- **What this task involves**:
Of the lines in this listing, how many contain the word "Araújo"? Give the number and nothing else.

- **Provided data**:
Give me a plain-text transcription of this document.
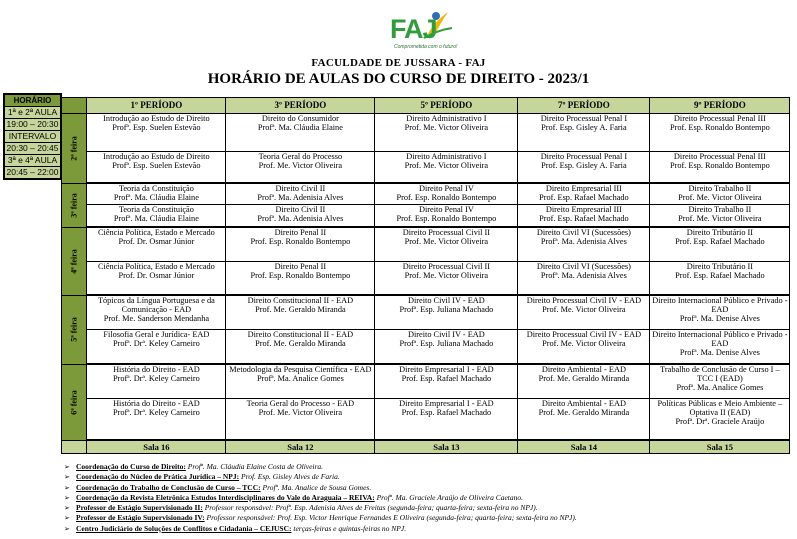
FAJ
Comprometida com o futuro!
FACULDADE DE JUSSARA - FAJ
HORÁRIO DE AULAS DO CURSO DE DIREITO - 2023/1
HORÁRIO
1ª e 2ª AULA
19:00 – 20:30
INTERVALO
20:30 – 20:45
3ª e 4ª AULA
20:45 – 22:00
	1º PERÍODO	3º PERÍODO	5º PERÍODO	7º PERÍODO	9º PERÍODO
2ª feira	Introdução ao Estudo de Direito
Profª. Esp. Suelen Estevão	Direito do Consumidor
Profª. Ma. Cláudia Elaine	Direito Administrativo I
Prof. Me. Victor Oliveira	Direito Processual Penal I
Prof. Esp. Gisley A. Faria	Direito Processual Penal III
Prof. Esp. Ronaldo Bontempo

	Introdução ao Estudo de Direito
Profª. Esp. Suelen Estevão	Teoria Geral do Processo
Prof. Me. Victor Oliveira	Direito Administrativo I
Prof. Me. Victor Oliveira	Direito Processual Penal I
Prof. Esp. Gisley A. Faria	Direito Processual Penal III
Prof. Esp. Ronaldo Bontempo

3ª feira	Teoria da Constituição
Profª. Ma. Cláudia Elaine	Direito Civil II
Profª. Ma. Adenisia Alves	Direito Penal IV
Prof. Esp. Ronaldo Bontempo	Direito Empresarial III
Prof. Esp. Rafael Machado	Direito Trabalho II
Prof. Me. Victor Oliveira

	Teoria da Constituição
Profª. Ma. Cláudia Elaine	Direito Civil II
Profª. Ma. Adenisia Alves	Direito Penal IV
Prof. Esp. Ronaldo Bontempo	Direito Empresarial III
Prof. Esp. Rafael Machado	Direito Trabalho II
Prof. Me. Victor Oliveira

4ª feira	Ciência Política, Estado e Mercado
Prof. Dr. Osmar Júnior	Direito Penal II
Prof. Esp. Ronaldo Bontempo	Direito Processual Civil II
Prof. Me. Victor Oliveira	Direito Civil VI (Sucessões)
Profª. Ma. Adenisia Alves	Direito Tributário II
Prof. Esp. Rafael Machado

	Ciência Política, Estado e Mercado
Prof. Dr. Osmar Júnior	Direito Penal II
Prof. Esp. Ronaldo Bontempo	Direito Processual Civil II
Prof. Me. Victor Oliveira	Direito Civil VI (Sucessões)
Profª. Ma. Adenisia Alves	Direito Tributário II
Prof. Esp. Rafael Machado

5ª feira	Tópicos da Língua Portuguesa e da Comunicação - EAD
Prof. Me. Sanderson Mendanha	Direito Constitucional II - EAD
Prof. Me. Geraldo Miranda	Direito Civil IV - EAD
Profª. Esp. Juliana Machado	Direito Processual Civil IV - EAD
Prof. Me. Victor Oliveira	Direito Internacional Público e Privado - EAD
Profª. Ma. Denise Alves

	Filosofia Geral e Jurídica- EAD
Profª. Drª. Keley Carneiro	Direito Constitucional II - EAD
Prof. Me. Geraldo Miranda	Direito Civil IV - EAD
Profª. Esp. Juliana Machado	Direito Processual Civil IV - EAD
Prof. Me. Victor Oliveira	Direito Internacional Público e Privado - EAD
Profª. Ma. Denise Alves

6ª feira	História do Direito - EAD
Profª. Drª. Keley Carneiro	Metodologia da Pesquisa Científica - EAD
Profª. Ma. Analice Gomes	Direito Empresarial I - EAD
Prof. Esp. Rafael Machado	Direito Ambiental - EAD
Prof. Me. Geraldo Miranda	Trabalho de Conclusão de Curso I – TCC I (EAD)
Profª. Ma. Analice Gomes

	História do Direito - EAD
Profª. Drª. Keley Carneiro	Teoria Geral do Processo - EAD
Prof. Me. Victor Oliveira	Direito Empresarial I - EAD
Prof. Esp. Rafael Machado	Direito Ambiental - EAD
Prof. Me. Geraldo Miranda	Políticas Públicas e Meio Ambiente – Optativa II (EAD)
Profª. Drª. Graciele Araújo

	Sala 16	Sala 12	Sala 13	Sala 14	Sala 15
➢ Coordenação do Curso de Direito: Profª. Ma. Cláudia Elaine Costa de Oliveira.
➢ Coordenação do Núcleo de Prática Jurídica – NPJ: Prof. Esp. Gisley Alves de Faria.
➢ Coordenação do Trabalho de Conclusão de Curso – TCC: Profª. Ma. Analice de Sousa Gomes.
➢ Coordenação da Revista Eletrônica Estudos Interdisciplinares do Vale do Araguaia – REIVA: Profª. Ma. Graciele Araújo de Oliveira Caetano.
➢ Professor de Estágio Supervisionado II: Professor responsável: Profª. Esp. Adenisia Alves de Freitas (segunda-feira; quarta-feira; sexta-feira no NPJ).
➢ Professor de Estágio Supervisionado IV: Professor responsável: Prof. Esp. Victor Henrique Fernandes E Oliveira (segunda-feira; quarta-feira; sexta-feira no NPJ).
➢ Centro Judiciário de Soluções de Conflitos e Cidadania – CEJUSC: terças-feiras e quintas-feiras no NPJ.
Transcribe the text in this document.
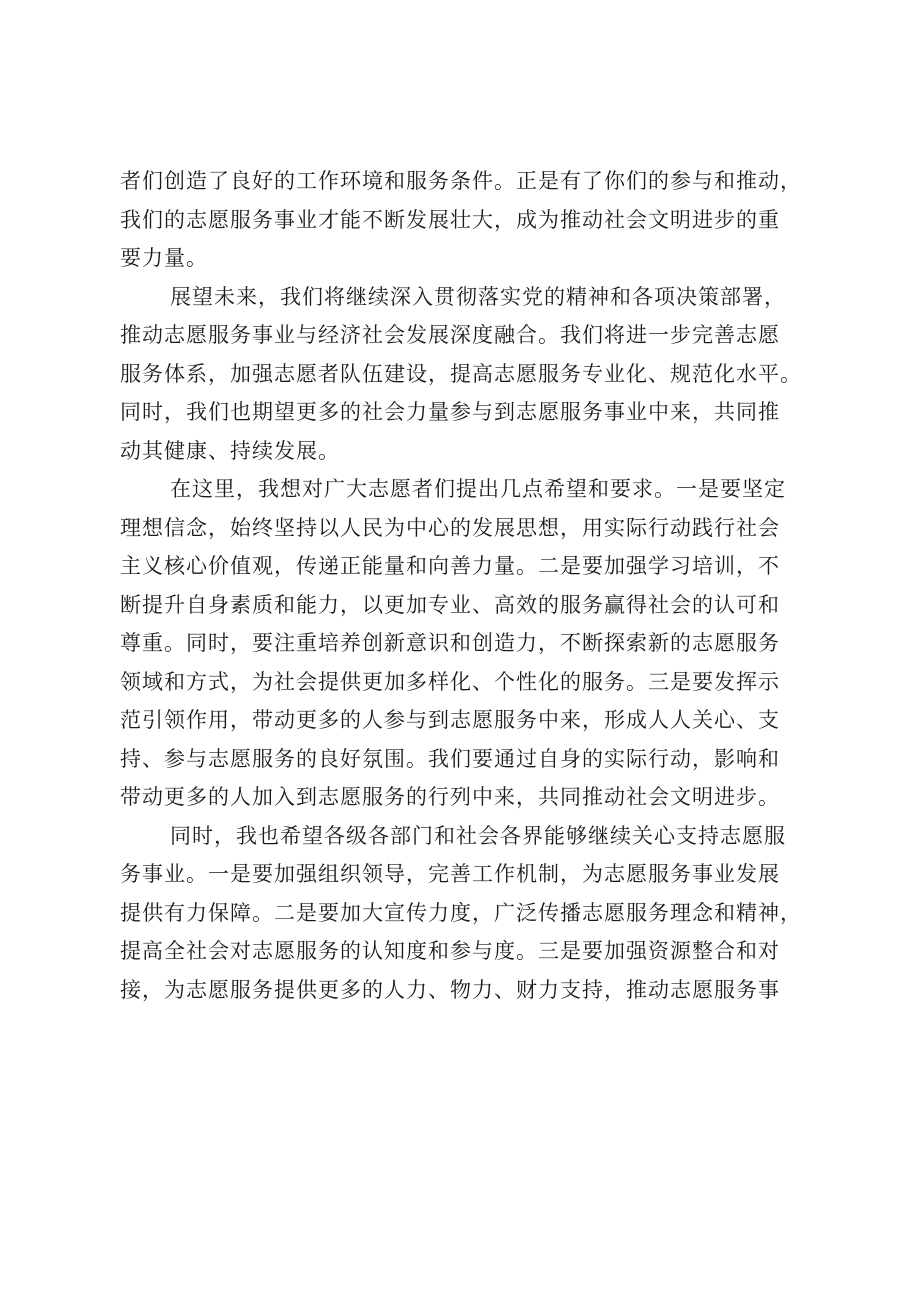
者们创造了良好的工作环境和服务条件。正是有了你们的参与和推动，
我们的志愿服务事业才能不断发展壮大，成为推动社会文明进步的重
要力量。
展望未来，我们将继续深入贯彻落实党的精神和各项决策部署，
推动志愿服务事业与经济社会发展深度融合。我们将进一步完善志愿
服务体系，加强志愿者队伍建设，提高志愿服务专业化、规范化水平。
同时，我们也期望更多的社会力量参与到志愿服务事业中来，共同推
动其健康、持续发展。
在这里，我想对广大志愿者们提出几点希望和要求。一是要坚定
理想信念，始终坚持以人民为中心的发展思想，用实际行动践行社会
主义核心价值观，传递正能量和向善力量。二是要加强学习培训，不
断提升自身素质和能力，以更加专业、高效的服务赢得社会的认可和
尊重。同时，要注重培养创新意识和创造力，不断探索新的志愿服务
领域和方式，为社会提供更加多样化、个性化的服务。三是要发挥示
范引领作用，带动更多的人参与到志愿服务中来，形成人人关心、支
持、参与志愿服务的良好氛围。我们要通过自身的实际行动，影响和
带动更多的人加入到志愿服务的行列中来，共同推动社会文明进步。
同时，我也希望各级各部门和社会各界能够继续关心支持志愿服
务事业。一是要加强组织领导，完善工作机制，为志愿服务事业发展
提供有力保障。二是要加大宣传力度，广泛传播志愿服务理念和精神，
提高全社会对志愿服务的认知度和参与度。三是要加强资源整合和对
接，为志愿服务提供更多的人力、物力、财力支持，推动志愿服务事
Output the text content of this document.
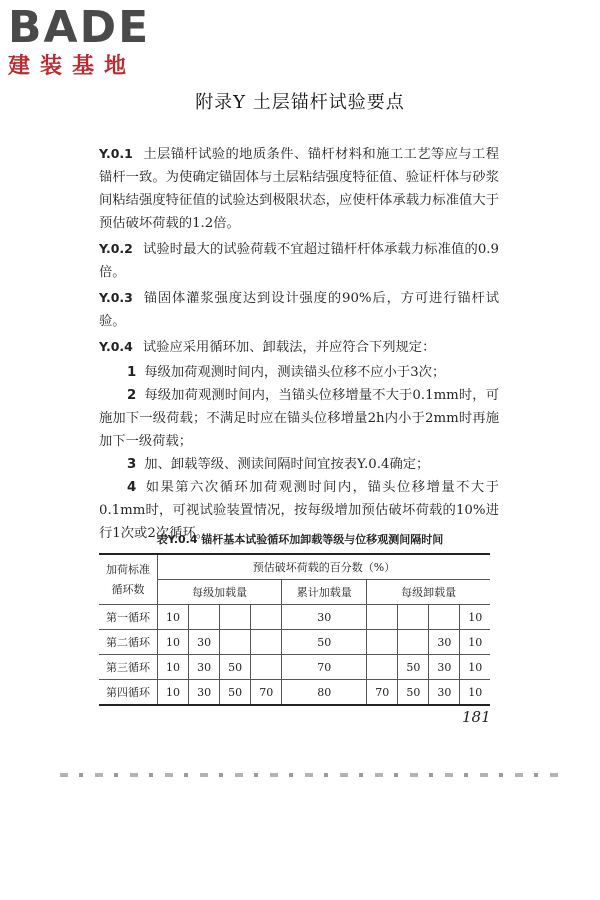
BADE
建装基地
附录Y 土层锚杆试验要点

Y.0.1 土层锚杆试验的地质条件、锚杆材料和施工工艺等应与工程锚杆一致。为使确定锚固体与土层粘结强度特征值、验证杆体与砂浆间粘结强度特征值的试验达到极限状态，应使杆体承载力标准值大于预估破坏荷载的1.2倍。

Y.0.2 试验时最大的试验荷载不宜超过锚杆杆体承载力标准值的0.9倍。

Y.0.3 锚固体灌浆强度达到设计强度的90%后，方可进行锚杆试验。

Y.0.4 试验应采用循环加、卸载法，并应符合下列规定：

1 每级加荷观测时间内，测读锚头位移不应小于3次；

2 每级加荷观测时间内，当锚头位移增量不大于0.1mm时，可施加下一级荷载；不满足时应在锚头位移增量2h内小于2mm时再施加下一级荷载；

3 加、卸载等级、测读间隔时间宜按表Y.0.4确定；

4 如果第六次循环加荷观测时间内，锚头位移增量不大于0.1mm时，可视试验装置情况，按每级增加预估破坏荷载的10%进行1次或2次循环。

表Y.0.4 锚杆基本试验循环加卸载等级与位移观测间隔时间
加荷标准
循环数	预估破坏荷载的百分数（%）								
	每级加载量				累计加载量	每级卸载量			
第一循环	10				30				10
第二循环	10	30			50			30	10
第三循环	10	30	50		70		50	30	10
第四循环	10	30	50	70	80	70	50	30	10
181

- **The response**:
2